• [Exercise requirements]: Gather all lines in the data that hold the string "张司机向有关部门反映校门口交通堵塞问题".

Begin

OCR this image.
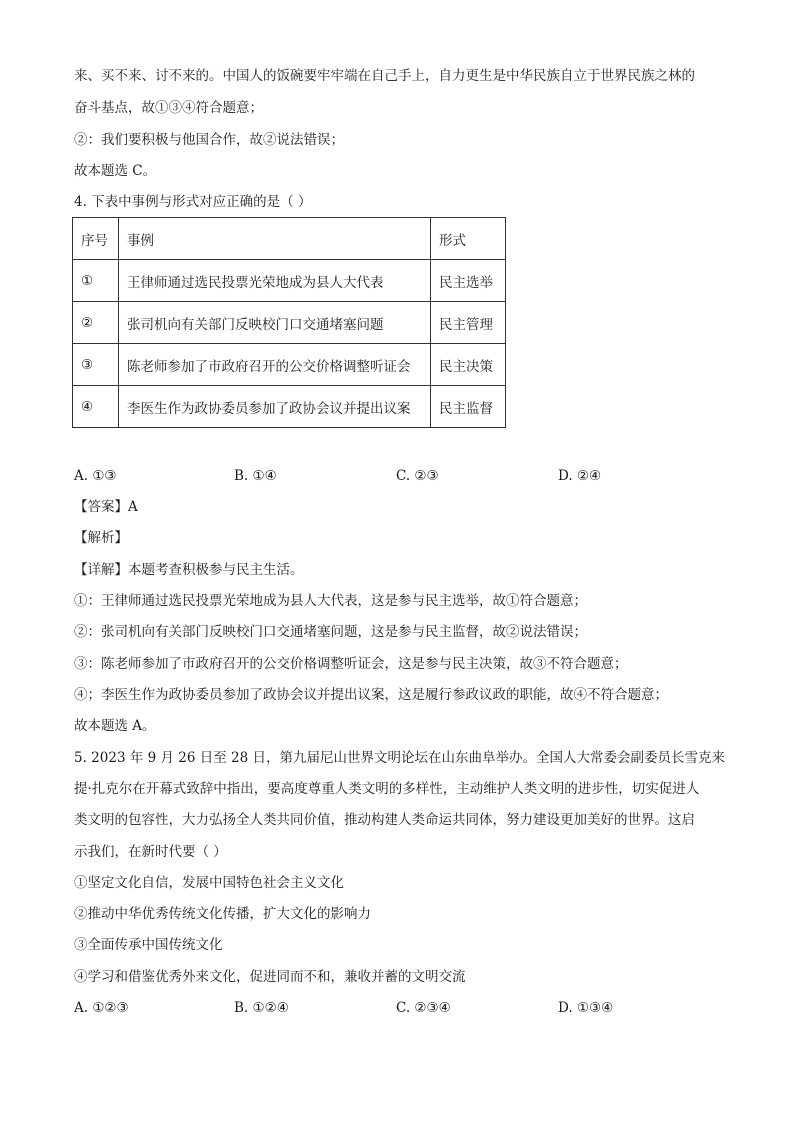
来、买不来、讨不来的。中国人的饭碗要牢牢端在自己手上，自力更生是中华民族自立于世界民族之林的
奋斗基点，故①③④符合题意；
②：我们要积极与他国合作，故②说法错误；
故本题选 C。
4. 下表中事例与形式对应正确的是（ ）
序号	事例	形式
①	王律师通过选民投票光荣地成为县人大代表	民主选举
②	张司机向有关部门反映校门口交通堵塞问题	民主管理
③	陈老师参加了市政府召开的公交价格调整听证会	民主决策
④	李医生作为政协委员参加了政协会议并提出议案	民主监督
A. ①③	B. ①④	C. ②③	D. ②④
【答案】A
【解析】
【详解】本题考查积极参与民主生活。
①：王律师通过选民投票光荣地成为县人大代表，这是参与民主选举，故①符合题意；
②：张司机向有关部门反映校门口交通堵塞问题，这是参与民主监督，故②说法错误；
③：陈老师参加了市政府召开的公交价格调整听证会，这是参与民主决策，故③不符合题意；
④；李医生作为政协委员参加了政协会议并提出议案，这是履行参政议政的职能，故④不符合题意；
故本题选 A。
5. 2023 年 9 月 26 日至 28 日，第九届尼山世界文明论坛在山东曲阜举办。全国人大常委会副委员长雪克来
提·扎克尔在开幕式致辞中指出，要高度尊重人类文明的多样性，主动维护人类文明的进步性，切实促进人
类文明的包容性，大力弘扬全人类共同价值，推动构建人类命运共同体，努力建设更加美好的世界。这启
示我们，在新时代要（ ）
①坚定文化自信，发展中国特色社会主义文化
②推动中华优秀传统文化传播，扩大文化的影响力
③全面传承中国传统文化
④学习和借鉴优秀外来文化，促进同而不和，兼收并蓄的文明交流
A. ①②③	B. ①②④	C. ②③④	D. ①③④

End

• [The completed task]:
②	张司机向有关部门反映校门口交通堵塞问题	民主管理
②：张司机向有关部门反映校门口交通堵塞问题，这是参与民主监督，故②说法错误；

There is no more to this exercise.